What to work on
Your task is to filter the data below down to the lines holding "name".

(Records that describe figures)
»»
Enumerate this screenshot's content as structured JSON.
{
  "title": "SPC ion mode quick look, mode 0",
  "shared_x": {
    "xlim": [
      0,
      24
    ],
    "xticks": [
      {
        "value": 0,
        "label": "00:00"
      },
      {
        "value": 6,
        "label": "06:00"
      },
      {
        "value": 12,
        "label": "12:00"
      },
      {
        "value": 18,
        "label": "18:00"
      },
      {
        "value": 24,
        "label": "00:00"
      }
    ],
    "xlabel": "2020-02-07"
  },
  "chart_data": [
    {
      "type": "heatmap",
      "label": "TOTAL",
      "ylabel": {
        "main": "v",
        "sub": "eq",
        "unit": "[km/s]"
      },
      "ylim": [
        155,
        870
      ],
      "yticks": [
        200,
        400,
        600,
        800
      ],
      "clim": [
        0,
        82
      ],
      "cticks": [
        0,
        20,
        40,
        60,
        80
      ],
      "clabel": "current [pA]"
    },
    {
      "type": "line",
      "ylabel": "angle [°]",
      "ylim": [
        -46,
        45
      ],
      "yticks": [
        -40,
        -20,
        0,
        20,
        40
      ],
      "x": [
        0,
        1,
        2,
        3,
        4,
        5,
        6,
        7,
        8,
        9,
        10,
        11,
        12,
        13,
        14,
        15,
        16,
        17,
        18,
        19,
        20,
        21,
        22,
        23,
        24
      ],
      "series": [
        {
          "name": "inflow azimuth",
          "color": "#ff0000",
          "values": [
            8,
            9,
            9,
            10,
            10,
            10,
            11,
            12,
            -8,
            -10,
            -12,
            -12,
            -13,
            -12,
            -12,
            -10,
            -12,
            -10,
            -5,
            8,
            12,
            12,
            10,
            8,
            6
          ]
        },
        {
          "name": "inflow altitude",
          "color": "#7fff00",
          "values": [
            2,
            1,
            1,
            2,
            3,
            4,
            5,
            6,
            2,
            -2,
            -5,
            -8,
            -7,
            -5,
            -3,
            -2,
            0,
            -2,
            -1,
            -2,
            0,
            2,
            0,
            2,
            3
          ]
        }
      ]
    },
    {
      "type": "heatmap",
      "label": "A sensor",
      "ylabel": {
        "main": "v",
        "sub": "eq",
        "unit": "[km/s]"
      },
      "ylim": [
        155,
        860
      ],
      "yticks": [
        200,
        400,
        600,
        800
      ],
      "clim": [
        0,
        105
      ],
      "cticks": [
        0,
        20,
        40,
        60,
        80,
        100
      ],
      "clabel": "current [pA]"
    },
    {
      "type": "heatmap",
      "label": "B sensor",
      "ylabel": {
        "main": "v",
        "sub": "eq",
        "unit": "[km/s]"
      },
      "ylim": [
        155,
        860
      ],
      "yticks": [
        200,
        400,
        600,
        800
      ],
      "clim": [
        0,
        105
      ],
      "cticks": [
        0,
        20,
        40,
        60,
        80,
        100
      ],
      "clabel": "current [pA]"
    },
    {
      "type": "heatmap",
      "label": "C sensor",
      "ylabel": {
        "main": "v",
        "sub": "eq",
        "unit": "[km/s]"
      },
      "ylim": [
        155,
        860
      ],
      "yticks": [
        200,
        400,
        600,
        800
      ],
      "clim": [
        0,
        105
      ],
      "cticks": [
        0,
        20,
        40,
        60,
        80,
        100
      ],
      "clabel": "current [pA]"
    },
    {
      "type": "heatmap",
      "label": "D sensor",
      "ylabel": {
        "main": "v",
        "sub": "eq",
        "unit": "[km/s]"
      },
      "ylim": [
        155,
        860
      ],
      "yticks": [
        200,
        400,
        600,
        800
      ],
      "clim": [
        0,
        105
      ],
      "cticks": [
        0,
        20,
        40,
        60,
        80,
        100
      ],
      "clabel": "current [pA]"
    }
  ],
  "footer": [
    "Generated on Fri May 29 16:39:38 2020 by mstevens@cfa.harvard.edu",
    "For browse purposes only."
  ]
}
««
Answer to the exercise
          "name": "inflow azimuth",
          "name": "inflow altitude",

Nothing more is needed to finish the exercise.